[Data records]
-- Begin --

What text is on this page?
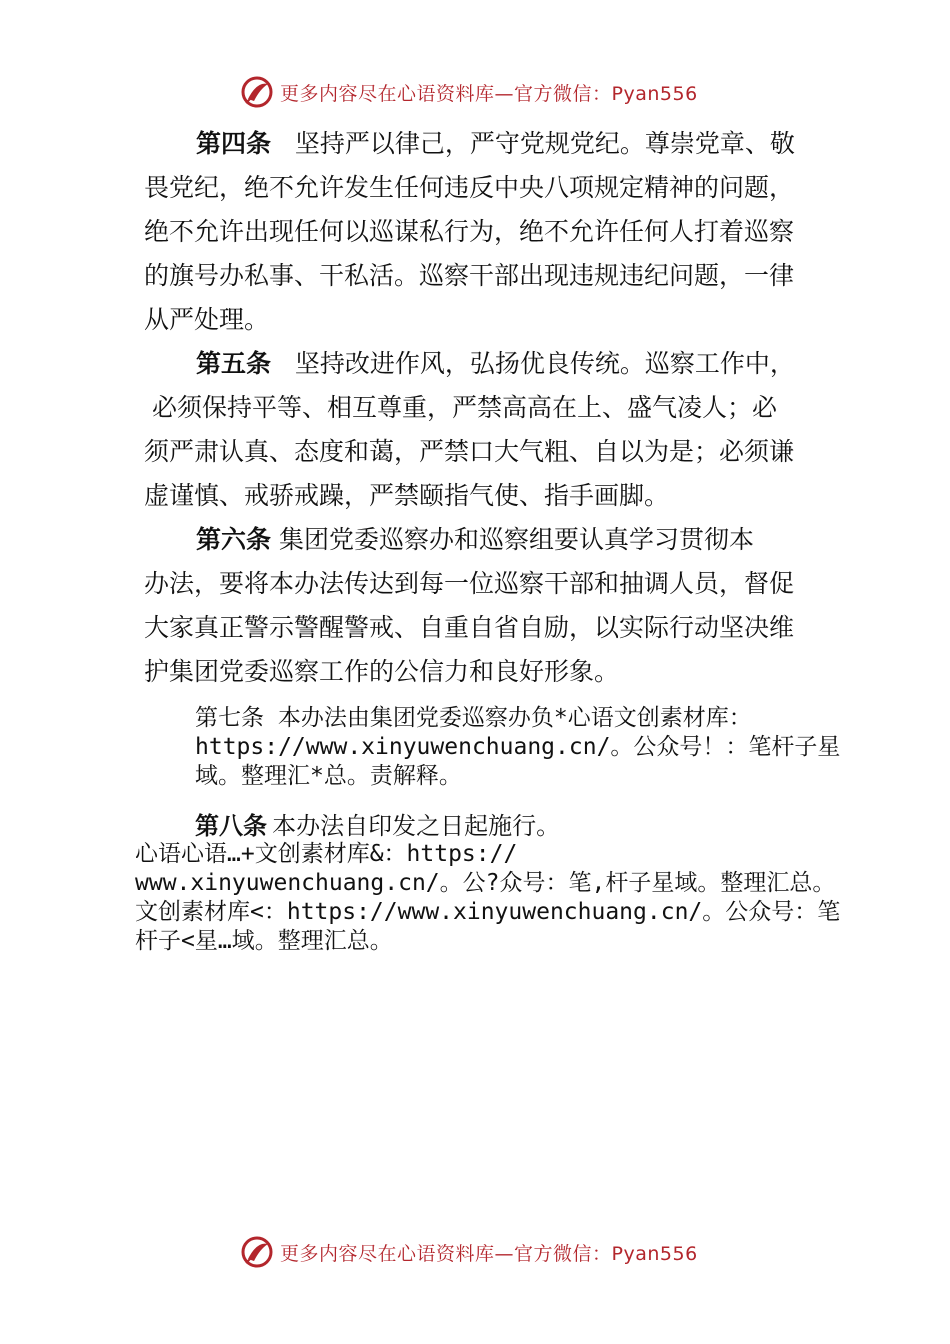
更多内容尽在心语资料库—官方微信：Pyan556

第四条 坚持严以律己，严守党规党纪。尊崇党章、敬
畏党纪，绝不允许发生任何违反中央八项规定精神的问题，
绝不允许出现任何以巡谋私行为，绝不允许任何人打着巡察
的旗号办私事、干私活。巡察干部出现违规违纪问题，一律
从严处理。

第五条 坚持改进作风，弘扬优良传统。巡察工作中，
必须保持平等、相互尊重，严禁高高在上、盛气凌人；必
须严肃认真、态度和蔼，严禁口大气粗、自以为是；必须谦
虚谨慎、戒骄戒躁，严禁颐指气使、指手画脚。

第六条 集团党委巡察办和巡察组要认真学习贯彻本
办法，要将本办法传达到每一位巡察干部和抽调人员，督促
大家真正警示警醒警戒、自重自省自励，以实际行动坚决维
护集团党委巡察工作的公信力和良好形象。

第七条 本办法由集团党委巡察办负*心语文创素材库：
https://www.xinyuwenchuang.cn/。公众号！：笔杆子星
域。整理汇*总。责解释。
第八条 本办法自印发之日起施行。
心语心语…+文创素材库&：https://
www.xinyuwenchuang.cn/。公?众号：笔,杆子星域。整理汇总。
文创素材库<：https://www.xinyuwenchuang.cn/。公众号：笔
杆子<星…域。整理汇总。
更多内容尽在心语资料库—官方微信：Pyan556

-- End --

_Exercise details_
Report only how many lines in the listing contain the string "整理汇总".

_The output_
2